- [To do]:
Find how many lines below hold "name", and give that number as the entire answer.

- [Excerpted records]:
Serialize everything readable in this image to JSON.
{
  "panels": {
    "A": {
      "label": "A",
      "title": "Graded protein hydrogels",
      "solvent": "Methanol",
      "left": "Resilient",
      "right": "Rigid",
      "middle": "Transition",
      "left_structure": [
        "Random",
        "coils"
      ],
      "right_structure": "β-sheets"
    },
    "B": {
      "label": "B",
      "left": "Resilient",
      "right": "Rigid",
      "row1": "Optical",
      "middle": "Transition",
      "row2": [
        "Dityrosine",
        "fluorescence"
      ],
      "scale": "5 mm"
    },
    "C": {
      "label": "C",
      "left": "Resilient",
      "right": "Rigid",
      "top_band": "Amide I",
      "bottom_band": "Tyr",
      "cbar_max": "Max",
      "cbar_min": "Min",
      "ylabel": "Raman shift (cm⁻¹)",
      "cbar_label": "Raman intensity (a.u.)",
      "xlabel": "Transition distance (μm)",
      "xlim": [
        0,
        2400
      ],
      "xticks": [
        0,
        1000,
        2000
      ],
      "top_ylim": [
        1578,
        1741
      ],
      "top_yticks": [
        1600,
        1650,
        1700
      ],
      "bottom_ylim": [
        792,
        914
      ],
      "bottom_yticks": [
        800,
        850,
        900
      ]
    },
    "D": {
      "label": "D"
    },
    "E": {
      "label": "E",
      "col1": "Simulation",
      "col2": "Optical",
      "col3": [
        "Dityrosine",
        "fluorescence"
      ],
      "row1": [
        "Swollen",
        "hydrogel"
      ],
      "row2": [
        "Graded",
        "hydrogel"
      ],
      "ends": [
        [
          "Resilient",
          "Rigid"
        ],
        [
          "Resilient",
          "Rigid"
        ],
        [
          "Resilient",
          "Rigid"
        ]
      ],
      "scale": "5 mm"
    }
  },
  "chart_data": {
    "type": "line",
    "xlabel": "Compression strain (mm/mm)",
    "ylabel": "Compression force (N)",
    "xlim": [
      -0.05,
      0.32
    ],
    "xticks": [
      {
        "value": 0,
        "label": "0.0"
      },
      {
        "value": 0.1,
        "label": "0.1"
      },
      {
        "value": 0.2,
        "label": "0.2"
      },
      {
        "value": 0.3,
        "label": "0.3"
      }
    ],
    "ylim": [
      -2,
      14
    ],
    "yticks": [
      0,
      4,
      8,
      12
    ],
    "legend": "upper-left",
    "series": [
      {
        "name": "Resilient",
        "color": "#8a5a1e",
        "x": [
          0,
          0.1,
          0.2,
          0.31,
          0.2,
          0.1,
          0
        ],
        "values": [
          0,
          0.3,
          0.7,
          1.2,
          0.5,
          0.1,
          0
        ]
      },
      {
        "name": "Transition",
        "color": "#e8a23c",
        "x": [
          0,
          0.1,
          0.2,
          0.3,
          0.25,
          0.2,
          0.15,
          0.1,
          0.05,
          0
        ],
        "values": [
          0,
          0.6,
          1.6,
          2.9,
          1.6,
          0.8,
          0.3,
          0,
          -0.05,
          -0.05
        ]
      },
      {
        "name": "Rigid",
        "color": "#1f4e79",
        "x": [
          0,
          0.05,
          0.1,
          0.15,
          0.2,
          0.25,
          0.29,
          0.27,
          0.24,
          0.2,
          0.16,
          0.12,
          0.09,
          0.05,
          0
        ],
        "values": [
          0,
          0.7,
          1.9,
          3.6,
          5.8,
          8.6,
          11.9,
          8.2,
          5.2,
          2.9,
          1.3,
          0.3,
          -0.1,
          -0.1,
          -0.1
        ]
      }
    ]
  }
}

- [Solution]:
3